━━━ MATERIAL FOR THIS EXERCISE ━━━

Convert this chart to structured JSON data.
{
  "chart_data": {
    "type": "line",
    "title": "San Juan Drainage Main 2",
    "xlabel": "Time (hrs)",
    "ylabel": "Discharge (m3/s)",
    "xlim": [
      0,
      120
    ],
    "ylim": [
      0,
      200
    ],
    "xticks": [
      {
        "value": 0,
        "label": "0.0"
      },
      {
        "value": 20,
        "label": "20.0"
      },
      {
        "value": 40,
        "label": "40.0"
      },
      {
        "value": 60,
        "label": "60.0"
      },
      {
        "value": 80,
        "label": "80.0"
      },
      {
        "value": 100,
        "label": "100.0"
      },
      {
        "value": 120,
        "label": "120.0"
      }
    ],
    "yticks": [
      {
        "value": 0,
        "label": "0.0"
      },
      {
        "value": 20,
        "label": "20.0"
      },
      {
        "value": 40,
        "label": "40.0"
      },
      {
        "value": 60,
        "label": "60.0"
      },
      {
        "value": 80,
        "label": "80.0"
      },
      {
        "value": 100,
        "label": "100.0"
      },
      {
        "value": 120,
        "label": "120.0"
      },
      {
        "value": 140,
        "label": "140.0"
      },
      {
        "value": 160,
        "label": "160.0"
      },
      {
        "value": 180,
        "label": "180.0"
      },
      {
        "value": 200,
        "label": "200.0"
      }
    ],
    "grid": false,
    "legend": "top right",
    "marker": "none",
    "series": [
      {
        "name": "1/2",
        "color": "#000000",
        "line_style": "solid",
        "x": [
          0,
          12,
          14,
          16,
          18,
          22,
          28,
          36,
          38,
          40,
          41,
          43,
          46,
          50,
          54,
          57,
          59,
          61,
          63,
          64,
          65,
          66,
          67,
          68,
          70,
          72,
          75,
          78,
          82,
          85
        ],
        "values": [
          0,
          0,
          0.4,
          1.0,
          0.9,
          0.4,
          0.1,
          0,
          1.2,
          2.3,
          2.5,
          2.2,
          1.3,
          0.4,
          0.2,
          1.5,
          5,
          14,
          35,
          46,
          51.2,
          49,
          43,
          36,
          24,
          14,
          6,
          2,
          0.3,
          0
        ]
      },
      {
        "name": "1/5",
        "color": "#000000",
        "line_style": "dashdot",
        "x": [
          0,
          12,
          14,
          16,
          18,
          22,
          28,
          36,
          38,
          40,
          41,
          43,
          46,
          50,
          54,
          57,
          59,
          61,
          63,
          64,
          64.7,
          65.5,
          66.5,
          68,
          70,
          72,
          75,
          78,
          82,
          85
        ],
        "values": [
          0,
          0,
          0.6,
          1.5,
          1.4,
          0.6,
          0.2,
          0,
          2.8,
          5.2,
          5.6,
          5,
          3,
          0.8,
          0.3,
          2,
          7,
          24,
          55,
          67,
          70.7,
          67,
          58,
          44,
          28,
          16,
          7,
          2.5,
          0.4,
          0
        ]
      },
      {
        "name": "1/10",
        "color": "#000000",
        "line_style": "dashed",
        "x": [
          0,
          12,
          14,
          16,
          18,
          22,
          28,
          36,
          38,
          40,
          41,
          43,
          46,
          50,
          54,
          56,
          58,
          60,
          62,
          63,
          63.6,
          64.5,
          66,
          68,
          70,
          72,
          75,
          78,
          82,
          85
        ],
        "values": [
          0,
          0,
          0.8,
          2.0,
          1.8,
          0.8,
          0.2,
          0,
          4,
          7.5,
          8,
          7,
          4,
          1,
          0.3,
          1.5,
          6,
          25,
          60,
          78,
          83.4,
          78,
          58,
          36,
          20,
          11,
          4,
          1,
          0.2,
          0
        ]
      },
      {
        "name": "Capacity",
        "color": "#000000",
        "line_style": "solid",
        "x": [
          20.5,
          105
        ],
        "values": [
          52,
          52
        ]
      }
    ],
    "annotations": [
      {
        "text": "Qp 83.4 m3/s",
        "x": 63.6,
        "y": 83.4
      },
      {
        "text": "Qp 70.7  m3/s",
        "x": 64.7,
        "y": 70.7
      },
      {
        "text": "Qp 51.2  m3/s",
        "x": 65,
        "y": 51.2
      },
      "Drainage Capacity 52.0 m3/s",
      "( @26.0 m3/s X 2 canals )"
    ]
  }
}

━━━

**THE EXERCISE**: Above are the records; copy all of them exactly.

**ANSWER**:
Convert this chart to structured JSON data.
{
  "chart_data": {
    "type": "line",
    "title": "San Juan Drainage Main 2",
    "xlabel": "Time (hrs)",
    "ylabel": "Discharge (m3/s)",
    "xlim": [
      0,
      120
    ],
    "ylim": [
      0,
      200
    ],
    "xticks": [
      {
        "value": 0,
        "label": "0.0"
      },
      {
        "value": 20,
        "label": "20.0"
      },
      {
        "value": 40,
        "label": "40.0"
      },
      {
        "value": 60,
        "label": "60.0"
      },
      {
        "value": 80,
        "label": "80.0"
      },
      {
        "value": 100,
        "label": "100.0"
      },
      {
        "value": 120,
        "label": "120.0"
      }
    ],
    "yticks": [
      {
        "value": 0,
        "label": "0.0"
      },
      {
        "value": 20,
        "label": "20.0"
      },
      {
        "value": 40,
        "label": "40.0"
      },
      {
        "value": 60,
        "label": "60.0"
      },
      {
        "value": 80,
        "label": "80.0"
      },
      {
        "value": 100,
        "label": "100.0"
      },
      {
        "value": 120,
        "label": "120.0"
      },
      {
        "value": 140,
        "label": "140.0"
      },
      {
        "value": 160,
        "label": "160.0"
      },
      {
        "value": 180,
        "label": "180.0"
      },
      {
        "value": 200,
        "label": "200.0"
      }
    ],
    "grid": false,
    "legend": "top right",
    "marker": "none",
    "series": [
      {
        "name": "1/2",
        "color": "#000000",
        "line_style": "solid",
        "x": [
          0,
          12,
          14,
          16,
          18,
          22,
          28,
          36,
          38,
          40,
          41,
          43,
          46,
          50,
          54,
          57,
          59,
          61,
          63,
          64,
          65,
          66,
          67,
          68,
          70,
          72,
          75,
          78,
          82,
          85
        ],
        "values": [
          0,
          0,
          0.4,
          1.0,
          0.9,
          0.4,
          0.1,
          0,
          1.2,
          2.3,
          2.5,
          2.2,
          1.3,
          0.4,
          0.2,
          1.5,
          5,
          14,
          35,
          46,
          51.2,
          49,
          43,
          36,
          24,
          14,
          6,
          2,
          0.3,
          0
        ]
      },
      {
        "name": "1/5",
        "color": "#000000",
        "line_style": "dashdot",
        "x": [
          0,
          12,
          14,
          16,
          18,
          22,
          28,
          36,
          38,
          40,
          41,
          43,
          46,
          50,
          54,
          57,
          59,
          61,
          63,
          64,
          64.7,
          65.5,
          66.5,
          68,
          70,
          72,
          75,
          78,
          82,
          85
        ],
        "values": [
          0,
          0,
          0.6,
          1.5,
          1.4,
          0.6,
          0.2,
          0,
          2.8,
          5.2,
          5.6,
          5,
          3,
          0.8,
          0.3,
          2,
          7,
          24,
          55,
          67,
          70.7,
          67,
          58,
          44,
          28,
          16,
          7,
          2.5,
          0.4,
          0
        ]
      },
      {
        "name": "1/10",
        "color": "#000000",
        "line_style": "dashed",
        "x": [
          0,
          12,
          14,
          16,
          18,
          22,
          28,
          36,
          38,
          40,
          41,
          43,
          46,
          50,
          54,
          56,
          58,
          60,
          62,
          63,
          63.6,
          64.5,
          66,
          68,
          70,
          72,
          75,
          78,
          82,
          85
        ],
        "values": [
          0,
          0,
          0.8,
          2.0,
          1.8,
          0.8,
          0.2,
          0,
          4,
          7.5,
          8,
          7,
          4,
          1,
          0.3,
          1.5,
          6,
          25,
          60,
          78,
          83.4,
          78,
          58,
          36,
          20,
          11,
          4,
          1,
          0.2,
          0
        ]
      },
      {
        "name": "Capacity",
        "color": "#000000",
        "line_style": "solid",
        "x": [
          20.5,
          105
        ],
        "values": [
          52,
          52
        ]
      }
    ],
    "annotations": [
      {
        "text": "Qp 83.4 m3/s",
        "x": 63.6,
        "y": 83.4
      },
      {
        "text": "Qp 70.7  m3/s",
        "x": 64.7,
        "y": 70.7
      },
      {
        "text": "Qp 51.2  m3/s",
        "x": 65,
        "y": 51.2
      },
      "Drainage Capacity 52.0 m3/s",
      "( @26.0 m3/s X 2 canals )"
    ]
  }
}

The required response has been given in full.